REQUIRED WORK:
Which lines in the material below contain the word "JSON"? Copy each of them.

EXERCISE INPUTS:
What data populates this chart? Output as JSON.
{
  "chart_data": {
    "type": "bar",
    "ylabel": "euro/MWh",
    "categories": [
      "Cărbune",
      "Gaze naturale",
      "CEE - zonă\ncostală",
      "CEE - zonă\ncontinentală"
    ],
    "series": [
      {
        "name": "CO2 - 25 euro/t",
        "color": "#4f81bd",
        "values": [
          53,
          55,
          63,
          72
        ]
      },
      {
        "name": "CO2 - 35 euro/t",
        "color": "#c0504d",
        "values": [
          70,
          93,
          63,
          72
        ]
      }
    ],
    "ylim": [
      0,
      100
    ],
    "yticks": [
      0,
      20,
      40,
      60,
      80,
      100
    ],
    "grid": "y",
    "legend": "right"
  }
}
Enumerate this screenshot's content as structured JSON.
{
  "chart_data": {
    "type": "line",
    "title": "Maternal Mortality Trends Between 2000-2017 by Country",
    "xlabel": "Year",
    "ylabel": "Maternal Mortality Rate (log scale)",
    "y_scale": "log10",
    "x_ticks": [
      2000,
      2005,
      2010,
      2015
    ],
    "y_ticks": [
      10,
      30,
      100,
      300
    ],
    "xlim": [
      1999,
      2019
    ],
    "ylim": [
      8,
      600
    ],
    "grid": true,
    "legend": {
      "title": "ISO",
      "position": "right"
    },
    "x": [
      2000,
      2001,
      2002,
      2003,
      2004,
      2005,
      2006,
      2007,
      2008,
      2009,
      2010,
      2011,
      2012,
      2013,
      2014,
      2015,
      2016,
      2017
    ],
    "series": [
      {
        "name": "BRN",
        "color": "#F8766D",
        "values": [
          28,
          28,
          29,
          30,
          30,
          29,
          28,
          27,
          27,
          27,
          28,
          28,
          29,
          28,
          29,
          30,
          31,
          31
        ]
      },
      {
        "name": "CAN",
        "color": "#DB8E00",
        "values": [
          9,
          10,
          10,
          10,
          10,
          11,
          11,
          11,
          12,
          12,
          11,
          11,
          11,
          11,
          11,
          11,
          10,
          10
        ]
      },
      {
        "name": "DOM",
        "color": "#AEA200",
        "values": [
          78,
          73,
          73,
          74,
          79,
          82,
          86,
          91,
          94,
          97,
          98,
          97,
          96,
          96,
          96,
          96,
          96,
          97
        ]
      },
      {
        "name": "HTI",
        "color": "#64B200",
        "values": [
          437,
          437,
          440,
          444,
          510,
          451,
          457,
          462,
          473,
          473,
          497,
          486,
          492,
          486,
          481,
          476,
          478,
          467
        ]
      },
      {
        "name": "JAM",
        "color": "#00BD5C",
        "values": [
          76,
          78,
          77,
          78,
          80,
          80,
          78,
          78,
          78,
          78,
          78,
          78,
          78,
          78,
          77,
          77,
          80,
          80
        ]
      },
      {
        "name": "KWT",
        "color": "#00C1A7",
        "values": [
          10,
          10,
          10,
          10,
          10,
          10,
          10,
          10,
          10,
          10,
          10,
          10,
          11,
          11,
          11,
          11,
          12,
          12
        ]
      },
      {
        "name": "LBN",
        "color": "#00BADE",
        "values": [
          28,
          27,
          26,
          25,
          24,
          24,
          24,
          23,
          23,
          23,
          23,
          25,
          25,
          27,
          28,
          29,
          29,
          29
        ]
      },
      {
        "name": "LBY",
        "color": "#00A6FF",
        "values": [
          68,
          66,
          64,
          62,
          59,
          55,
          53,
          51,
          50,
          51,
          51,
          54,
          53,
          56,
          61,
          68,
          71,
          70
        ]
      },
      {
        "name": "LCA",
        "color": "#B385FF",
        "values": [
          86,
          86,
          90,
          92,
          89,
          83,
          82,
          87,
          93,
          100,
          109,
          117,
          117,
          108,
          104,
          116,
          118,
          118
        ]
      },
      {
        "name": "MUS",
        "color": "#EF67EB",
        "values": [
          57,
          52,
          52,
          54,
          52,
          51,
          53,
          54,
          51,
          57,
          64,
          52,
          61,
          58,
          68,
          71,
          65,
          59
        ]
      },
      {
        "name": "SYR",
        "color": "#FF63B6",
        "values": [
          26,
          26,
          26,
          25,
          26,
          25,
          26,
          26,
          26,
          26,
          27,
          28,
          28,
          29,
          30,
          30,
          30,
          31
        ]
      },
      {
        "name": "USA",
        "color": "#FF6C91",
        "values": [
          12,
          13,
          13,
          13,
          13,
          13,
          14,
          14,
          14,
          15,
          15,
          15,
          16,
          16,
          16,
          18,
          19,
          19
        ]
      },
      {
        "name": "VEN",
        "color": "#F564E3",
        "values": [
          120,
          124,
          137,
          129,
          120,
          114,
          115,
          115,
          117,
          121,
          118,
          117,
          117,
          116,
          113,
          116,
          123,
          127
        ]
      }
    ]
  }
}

THE SOLUTION:
What data populates this chart? Output as JSON.
Enumerate this screenshot's content as structured JSON.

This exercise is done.